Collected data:
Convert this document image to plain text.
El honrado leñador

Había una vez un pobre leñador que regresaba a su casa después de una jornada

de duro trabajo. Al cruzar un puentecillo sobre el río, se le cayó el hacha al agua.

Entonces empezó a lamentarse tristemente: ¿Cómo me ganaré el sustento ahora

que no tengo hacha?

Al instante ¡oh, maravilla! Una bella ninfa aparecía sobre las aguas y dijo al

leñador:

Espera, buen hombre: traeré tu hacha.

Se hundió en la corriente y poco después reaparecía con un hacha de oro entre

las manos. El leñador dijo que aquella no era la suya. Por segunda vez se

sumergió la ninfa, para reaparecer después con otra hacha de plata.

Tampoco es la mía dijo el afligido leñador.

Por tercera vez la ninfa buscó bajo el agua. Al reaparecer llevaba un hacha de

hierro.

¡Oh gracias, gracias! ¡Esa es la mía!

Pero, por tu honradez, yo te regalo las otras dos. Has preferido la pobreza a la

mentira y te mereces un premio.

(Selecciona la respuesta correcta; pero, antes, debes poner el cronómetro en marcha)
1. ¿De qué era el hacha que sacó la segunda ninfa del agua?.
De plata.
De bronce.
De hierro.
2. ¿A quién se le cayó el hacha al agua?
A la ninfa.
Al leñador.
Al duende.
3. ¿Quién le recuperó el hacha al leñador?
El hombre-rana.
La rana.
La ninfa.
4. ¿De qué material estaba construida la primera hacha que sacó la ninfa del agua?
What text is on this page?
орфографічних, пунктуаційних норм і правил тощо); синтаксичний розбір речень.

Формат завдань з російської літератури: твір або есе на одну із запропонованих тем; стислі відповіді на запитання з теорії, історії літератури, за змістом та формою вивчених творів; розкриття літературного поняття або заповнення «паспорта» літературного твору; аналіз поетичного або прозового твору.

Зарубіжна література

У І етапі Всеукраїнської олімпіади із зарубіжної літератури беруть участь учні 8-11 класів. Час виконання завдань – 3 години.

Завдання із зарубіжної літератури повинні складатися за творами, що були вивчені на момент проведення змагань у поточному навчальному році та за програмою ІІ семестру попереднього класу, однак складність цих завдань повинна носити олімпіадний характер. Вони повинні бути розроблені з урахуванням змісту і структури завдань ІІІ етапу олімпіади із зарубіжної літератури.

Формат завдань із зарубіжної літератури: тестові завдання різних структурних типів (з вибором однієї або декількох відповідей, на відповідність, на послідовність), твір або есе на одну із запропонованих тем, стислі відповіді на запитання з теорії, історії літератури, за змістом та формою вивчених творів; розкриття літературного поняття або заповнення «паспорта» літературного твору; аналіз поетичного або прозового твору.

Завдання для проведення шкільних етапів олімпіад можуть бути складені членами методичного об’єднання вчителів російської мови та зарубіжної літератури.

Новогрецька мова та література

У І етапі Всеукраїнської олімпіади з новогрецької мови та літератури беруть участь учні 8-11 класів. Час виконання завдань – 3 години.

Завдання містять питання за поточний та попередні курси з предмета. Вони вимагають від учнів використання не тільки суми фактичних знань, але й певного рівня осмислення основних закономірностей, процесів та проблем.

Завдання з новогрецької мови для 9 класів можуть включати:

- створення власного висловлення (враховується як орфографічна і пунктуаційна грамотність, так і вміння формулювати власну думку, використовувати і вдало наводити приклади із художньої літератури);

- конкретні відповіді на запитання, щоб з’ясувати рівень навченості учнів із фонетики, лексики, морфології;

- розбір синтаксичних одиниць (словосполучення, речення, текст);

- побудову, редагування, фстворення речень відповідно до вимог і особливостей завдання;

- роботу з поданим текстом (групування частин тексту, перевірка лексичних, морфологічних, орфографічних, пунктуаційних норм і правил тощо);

> [SHORT EXERCISE]:
Go through the lines above. Select every one that has the string "sobre".

> [TASK SOLUTION]:
de duro trabajo. Al cruzar un puentecillo sobre el río, se le cayó el hacha al agua.
Al instante ¡oh, maravilla! Una bella ninfa aparecía sobre las aguas y dijo al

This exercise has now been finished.